Take the part of the records that runs from the very start through the line containing "y-tick-label: 16.300 [990, 332, 1020, 342]". Write those lines out again, switching "candle-body" to "candle" everywhere it appears and leaving everything else unchanged.

____

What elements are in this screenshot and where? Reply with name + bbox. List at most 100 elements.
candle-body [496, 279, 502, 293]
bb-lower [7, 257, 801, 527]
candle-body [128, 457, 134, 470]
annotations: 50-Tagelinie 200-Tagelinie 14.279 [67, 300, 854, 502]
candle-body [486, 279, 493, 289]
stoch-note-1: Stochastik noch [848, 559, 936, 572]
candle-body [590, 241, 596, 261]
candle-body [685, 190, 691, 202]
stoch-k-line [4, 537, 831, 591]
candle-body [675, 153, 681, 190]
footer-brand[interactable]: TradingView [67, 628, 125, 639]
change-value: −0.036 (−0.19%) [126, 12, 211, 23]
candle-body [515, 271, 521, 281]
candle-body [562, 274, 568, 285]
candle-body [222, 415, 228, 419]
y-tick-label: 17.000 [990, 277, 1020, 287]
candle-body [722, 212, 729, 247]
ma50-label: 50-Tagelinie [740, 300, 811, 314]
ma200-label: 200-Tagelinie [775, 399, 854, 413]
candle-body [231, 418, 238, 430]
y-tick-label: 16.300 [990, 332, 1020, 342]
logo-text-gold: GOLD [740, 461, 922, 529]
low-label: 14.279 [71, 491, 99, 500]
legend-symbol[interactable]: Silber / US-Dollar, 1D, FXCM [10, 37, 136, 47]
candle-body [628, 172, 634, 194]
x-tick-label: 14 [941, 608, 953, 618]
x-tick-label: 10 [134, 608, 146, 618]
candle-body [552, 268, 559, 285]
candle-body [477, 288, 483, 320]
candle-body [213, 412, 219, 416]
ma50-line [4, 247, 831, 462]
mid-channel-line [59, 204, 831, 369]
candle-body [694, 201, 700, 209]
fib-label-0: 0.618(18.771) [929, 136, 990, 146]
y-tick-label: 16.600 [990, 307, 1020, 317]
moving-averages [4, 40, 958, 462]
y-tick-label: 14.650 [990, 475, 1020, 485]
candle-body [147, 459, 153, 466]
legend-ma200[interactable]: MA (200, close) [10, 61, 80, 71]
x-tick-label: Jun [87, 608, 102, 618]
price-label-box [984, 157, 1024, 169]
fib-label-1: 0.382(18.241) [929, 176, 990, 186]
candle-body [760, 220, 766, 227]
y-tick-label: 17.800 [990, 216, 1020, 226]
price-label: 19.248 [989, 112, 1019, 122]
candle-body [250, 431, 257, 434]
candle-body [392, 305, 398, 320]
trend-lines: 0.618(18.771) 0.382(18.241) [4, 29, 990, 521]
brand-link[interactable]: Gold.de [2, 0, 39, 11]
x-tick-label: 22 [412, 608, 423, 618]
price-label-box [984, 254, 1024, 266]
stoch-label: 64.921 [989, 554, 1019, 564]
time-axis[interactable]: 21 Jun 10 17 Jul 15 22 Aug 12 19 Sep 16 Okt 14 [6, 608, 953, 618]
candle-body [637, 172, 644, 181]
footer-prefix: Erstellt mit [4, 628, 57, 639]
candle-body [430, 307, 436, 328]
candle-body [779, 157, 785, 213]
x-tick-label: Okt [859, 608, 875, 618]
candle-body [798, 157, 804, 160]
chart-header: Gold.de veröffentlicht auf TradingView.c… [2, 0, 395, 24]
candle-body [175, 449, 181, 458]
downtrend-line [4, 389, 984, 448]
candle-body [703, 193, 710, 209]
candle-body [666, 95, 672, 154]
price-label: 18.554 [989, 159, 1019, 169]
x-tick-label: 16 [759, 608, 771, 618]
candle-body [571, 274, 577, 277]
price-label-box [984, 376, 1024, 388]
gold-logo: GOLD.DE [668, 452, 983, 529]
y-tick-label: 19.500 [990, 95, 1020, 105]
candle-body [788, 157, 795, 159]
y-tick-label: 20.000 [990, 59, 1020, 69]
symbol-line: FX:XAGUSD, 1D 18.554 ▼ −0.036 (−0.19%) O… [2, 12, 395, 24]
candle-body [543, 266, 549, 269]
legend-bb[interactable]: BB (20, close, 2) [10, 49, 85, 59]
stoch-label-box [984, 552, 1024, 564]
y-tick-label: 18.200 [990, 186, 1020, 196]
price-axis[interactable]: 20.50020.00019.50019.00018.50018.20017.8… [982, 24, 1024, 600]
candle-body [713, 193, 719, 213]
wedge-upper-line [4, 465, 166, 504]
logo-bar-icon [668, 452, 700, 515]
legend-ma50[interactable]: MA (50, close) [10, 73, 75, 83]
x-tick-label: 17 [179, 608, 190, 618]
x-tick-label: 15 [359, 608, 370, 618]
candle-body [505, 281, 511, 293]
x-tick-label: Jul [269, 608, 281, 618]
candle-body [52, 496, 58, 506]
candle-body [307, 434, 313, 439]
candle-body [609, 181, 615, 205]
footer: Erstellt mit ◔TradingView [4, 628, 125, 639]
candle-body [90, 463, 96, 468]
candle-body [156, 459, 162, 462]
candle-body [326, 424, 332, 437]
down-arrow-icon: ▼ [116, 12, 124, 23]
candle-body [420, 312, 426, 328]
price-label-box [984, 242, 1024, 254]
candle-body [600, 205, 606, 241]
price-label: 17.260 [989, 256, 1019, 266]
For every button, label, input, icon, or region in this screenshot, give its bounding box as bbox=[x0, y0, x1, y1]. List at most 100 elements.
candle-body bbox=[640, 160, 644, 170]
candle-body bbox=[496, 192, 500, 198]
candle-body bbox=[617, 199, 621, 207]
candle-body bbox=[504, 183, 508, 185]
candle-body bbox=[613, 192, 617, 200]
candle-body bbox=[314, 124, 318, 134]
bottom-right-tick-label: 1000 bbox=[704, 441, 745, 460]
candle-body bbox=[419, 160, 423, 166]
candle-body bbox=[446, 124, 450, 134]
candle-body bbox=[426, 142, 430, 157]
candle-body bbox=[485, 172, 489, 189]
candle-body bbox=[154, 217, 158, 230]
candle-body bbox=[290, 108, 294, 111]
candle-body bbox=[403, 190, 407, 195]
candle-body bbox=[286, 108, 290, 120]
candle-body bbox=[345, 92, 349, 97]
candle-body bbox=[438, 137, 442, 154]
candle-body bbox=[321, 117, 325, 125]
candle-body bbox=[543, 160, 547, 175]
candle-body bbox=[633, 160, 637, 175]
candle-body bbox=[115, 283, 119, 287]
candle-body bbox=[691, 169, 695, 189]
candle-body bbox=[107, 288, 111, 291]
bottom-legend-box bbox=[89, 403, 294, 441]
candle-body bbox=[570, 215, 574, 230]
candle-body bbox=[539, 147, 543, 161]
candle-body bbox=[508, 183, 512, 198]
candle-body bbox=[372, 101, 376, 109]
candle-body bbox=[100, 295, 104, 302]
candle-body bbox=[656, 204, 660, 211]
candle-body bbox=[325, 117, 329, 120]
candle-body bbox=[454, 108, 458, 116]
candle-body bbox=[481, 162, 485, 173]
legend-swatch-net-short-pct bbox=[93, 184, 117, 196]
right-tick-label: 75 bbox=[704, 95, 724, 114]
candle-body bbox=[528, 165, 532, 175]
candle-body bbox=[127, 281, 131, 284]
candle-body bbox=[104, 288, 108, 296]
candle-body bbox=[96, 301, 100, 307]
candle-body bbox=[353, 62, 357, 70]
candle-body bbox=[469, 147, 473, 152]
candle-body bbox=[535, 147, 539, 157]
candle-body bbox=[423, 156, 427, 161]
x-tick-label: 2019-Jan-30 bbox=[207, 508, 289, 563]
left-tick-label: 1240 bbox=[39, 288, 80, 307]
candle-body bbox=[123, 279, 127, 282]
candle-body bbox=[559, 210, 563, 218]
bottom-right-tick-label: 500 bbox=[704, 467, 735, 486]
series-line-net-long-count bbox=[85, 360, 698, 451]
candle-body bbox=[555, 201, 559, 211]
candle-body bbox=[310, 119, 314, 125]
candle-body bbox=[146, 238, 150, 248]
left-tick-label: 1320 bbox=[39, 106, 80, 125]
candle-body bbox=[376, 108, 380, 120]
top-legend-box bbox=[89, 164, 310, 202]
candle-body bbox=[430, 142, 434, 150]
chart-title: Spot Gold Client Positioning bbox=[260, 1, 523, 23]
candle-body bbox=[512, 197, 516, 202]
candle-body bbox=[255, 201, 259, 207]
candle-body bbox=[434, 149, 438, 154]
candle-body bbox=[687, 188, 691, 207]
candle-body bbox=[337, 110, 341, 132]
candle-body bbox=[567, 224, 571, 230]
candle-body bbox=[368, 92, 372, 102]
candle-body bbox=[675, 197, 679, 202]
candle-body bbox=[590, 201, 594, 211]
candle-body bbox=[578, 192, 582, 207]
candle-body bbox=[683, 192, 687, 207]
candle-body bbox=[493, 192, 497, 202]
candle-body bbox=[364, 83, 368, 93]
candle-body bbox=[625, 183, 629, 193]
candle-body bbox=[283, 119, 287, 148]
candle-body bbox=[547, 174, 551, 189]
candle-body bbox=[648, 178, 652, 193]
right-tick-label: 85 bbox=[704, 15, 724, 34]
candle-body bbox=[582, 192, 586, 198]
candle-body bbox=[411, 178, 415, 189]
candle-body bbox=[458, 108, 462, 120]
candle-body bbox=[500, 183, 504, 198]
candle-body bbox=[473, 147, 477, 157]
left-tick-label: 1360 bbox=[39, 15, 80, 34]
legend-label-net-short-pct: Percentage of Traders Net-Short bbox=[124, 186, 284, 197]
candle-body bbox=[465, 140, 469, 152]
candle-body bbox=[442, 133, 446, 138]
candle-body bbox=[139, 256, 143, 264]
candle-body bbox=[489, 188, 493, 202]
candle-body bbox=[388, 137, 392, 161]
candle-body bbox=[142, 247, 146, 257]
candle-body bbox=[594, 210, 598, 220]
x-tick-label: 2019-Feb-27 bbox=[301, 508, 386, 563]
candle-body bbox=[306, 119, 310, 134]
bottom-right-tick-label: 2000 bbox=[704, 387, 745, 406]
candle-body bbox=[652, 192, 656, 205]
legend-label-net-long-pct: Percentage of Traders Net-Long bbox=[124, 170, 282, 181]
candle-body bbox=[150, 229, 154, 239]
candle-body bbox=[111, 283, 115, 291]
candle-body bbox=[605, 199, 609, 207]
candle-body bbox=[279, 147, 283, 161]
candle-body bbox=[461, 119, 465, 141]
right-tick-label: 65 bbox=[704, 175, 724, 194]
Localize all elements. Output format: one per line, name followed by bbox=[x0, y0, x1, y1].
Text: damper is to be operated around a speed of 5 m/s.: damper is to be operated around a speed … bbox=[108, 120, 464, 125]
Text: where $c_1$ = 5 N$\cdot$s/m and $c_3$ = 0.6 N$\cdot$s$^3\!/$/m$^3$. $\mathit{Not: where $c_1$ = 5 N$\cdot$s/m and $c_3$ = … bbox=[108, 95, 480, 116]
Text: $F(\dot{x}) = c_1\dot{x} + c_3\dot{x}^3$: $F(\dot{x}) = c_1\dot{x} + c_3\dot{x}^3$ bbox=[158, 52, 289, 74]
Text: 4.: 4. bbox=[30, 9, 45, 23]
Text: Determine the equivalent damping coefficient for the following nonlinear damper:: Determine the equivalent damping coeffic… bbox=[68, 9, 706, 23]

____

# Exercise answer
What elements are in this screenshot and where? Reply with name + bbox. List at most 100 elements.
candle [496, 279, 502, 293]
bb-lower [7, 257, 801, 527]
candle [128, 457, 134, 470]
annotations: 50-Tagelinie 200-Tagelinie 14.279 [67, 300, 854, 502]
candle [486, 279, 493, 289]
stoch-note-1: Stochastik noch [848, 559, 936, 572]
candle [590, 241, 596, 261]
candle [685, 190, 691, 202]
stoch-k-line [4, 537, 831, 591]
candle [675, 153, 681, 190]
footer-brand[interactable]: TradingView [67, 628, 125, 639]
change-value: −0.036 (−0.19%) [126, 12, 211, 23]
candle [515, 271, 521, 281]
candle [562, 274, 568, 285]
candle [222, 415, 228, 419]
y-tick-label: 17.000 [990, 277, 1020, 287]
candle [722, 212, 729, 247]
ma50-label: 50-Tagelinie [740, 300, 811, 314]
ma200-label: 200-Tagelinie [775, 399, 854, 413]
candle [231, 418, 238, 430]
y-tick-label: 16.300 [990, 332, 1020, 342]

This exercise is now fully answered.